**REQUEST:**
Search the material below for the word "money". Copy every line that has it.

Start of PROVIDED INFORMATION

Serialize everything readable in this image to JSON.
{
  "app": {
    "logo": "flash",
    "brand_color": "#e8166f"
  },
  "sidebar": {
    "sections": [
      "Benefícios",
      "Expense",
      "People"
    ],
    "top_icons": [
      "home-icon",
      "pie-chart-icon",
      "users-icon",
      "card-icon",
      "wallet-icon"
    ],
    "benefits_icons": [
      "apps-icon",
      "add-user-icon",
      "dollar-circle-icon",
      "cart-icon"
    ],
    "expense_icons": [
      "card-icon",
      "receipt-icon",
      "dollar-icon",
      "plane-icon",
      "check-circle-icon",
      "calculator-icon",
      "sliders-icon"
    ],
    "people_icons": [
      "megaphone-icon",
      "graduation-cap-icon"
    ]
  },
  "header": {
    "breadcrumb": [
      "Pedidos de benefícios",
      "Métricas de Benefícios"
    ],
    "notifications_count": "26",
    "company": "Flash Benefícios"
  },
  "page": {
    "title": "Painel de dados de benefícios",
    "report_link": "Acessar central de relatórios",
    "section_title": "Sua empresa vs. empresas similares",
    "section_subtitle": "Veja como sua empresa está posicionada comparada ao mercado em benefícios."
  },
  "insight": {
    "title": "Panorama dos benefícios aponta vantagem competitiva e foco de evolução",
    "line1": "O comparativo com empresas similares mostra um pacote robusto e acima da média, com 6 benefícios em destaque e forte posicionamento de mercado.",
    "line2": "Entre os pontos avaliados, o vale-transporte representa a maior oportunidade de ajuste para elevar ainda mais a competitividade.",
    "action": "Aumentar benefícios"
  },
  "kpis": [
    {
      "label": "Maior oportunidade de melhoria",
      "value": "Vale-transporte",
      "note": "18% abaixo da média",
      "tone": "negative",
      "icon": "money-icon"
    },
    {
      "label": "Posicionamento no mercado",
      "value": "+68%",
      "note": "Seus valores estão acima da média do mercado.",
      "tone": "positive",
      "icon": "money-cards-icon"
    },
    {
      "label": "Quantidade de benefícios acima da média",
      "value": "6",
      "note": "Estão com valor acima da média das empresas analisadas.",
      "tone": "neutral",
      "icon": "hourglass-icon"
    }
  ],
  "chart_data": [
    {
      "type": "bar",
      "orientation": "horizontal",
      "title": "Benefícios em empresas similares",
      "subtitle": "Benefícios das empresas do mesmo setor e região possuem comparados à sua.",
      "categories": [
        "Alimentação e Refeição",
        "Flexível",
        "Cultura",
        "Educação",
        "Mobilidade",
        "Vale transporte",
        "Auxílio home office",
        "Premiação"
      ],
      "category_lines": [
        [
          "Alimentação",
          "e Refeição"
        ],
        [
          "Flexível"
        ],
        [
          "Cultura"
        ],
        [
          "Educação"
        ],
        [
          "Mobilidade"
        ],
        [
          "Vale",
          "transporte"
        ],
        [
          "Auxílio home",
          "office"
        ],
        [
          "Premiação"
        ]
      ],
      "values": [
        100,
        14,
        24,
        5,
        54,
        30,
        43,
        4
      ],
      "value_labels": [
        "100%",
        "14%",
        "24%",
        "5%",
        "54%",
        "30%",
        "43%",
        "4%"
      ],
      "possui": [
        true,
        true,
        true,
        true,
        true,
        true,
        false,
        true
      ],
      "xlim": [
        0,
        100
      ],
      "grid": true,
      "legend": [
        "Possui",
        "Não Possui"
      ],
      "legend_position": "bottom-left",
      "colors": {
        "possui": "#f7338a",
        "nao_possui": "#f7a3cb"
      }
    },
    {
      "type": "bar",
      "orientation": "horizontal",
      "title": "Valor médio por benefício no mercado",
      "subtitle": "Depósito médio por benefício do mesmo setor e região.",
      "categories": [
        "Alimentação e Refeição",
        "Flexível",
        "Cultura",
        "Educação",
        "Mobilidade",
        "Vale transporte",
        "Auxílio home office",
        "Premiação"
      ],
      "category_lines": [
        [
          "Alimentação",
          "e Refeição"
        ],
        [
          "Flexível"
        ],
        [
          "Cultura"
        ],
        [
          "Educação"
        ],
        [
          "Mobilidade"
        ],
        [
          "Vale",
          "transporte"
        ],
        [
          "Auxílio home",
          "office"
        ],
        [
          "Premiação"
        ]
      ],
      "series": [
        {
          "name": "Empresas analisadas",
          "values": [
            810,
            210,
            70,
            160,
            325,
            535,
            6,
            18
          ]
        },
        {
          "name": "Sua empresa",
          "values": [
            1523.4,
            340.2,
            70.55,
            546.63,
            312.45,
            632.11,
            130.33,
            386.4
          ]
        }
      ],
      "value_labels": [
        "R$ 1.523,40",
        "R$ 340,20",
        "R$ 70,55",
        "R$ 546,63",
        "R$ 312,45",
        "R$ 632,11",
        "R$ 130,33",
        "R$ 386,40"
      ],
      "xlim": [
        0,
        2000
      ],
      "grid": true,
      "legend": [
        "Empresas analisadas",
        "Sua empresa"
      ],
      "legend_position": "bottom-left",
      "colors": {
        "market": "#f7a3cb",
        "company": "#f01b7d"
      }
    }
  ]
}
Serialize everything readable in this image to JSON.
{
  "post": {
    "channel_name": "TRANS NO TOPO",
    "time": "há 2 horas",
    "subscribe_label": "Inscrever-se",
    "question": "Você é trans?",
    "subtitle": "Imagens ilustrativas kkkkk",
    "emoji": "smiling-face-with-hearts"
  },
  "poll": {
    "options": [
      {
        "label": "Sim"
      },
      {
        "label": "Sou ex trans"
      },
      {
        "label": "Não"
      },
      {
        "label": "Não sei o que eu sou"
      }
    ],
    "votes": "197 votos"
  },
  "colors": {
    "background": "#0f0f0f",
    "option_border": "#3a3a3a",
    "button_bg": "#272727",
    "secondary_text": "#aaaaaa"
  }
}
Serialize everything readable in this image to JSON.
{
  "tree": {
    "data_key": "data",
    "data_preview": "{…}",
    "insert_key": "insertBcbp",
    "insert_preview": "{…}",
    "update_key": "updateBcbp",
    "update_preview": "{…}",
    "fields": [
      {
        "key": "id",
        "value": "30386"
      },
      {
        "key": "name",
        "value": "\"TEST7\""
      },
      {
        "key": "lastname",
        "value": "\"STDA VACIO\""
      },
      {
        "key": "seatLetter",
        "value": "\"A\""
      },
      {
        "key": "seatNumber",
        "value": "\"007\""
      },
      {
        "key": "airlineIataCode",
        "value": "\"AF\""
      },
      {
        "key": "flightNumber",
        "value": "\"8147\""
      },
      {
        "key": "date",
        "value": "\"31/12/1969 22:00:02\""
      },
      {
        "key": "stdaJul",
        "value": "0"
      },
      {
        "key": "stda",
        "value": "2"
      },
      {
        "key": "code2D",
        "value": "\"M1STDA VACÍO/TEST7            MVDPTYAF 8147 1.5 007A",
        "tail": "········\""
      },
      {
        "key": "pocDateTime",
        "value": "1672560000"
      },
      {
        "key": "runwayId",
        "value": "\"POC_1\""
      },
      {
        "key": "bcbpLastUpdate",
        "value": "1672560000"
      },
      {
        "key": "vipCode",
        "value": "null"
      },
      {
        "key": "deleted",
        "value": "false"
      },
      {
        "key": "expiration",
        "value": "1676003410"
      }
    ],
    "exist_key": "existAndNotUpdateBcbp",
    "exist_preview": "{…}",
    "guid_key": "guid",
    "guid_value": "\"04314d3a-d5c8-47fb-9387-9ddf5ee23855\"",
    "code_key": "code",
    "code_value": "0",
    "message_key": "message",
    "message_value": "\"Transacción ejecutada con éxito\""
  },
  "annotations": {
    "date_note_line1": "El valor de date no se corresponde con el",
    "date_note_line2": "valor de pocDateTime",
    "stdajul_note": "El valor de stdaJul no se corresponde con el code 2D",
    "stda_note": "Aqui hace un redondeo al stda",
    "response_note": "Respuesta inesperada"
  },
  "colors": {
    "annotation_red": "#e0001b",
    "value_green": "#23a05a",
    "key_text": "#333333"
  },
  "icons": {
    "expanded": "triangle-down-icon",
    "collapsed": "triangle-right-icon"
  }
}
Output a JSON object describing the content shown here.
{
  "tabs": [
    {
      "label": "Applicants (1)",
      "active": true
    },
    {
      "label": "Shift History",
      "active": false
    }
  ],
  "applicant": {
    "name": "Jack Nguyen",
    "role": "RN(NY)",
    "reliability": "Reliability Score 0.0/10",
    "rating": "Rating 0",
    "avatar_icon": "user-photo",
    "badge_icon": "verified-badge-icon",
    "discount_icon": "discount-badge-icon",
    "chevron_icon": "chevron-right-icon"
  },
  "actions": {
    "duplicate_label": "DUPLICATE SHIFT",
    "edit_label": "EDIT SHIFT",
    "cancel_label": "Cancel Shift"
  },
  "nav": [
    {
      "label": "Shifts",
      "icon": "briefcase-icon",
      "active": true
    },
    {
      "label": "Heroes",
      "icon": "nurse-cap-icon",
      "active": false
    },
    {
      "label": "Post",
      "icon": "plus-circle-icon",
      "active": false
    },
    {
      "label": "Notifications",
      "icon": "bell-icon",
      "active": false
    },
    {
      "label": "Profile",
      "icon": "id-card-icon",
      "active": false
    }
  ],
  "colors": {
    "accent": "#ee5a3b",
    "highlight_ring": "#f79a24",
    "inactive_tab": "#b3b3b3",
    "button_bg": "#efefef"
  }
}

End of PROVIDED INFORMATION

**TASK SOLUTION:**
      "icon": "money-icon"
      "icon": "money-cards-icon"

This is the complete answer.